■ Stated problem: Retype all the entries word for word, but omit the pictures.

■ Source data:
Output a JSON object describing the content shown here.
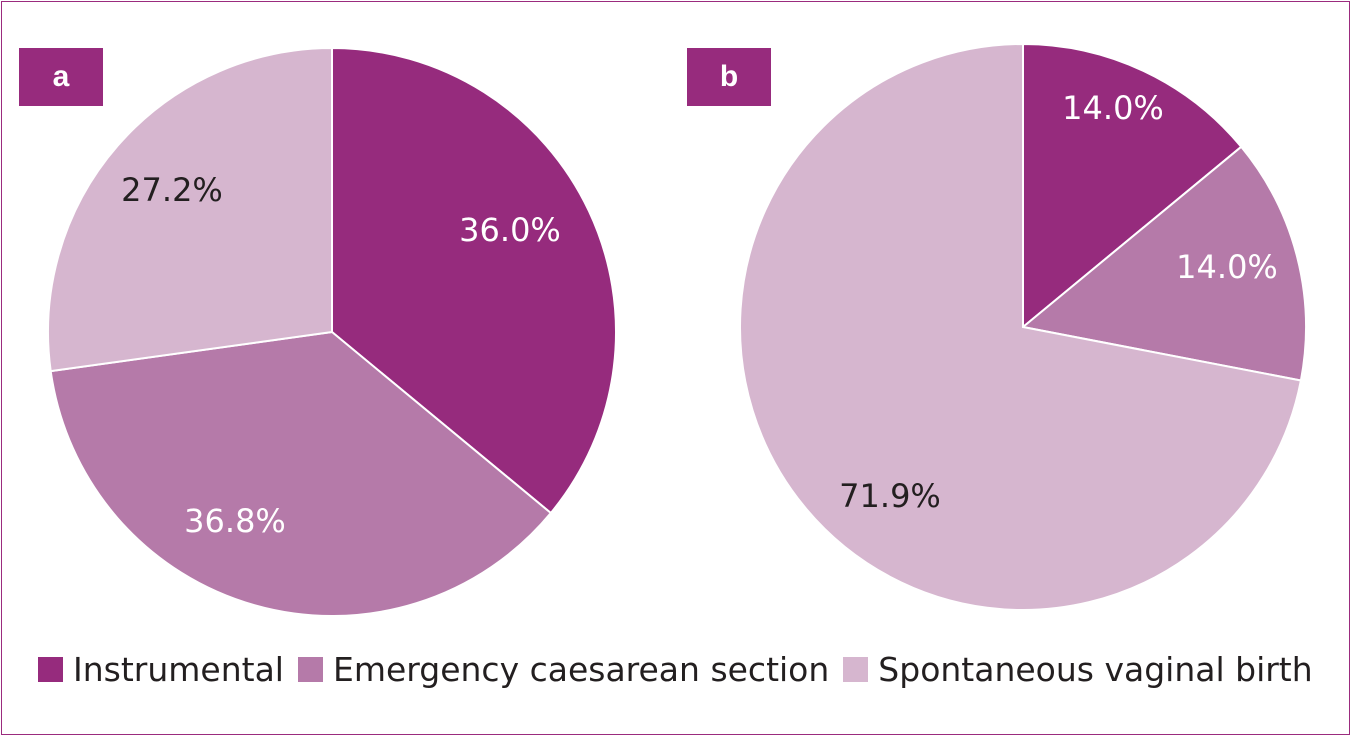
{
  "colors": {
    "instrumental": "#962b7d",
    "emergency": "#b57aa9",
    "spontaneous": "#d6b6cf",
    "border": "#9b2b7e"
  },
  "chart_data": [
    {
      "type": "pie",
      "panel": "a",
      "slices": [
        {
          "category": "Instrumental",
          "value": 36.0,
          "label": "36.0%"
        },
        {
          "category": "Emergency caesarean section",
          "value": 36.8,
          "label": "36.8%"
        },
        {
          "category": "Spontaneous vaginal birth",
          "value": 27.2,
          "label": "27.2%"
        }
      ]
    },
    {
      "type": "pie",
      "panel": "b",
      "slices": [
        {
          "category": "Instrumental",
          "value": 14.0,
          "label": "14.0%"
        },
        {
          "category": "Emergency caesarean section",
          "value": 14.0,
          "label": "14.0%"
        },
        {
          "category": "Spontaneous vaginal birth",
          "value": 71.9,
          "label": "71.9%"
        }
      ]
    }
  ],
  "legend": {
    "position": "bottom",
    "items": [
      "Instrumental",
      "Emergency caesarean section",
      "Spontaneous vaginal birth"
    ]
  }
}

■ Task solution:
Output a JSON object describing the content shown here.
{
  "colors": {
    "instrumental": "#962b7d",
    "emergency": "#b57aa9",
    "spontaneous": "#d6b6cf",
    "border": "#9b2b7e"
  },
  "chart_data": [
    {
      "type": "pie",
      "panel": "a",
      "slices": [
        {
          "category": "Instrumental",
          "value": 36.0,
          "label": "36.0%"
        },
        {
          "category": "Emergency caesarean section",
          "value": 36.8,
          "label": "36.8%"
        },
        {
          "category": "Spontaneous vaginal birth",
          "value": 27.2,
          "label": "27.2%"
        }
      ]
    },
    {
      "type": "pie",
      "panel": "b",
      "slices": [
        {
          "category": "Instrumental",
          "value": 14.0,
          "label": "14.0%"
        },
        {
          "category": "Emergency caesarean section",
          "value": 14.0,
          "label": "14.0%"
        },
        {
          "category": "Spontaneous vaginal birth",
          "value": 71.9,
          "label": "71.9%"
        }
      ]
    }
  ],
  "legend": {
    "position": "bottom",
    "items": [
      "Instrumental",
      "Emergency caesarean section",
      "Spontaneous vaginal birth"
    ]
  }
}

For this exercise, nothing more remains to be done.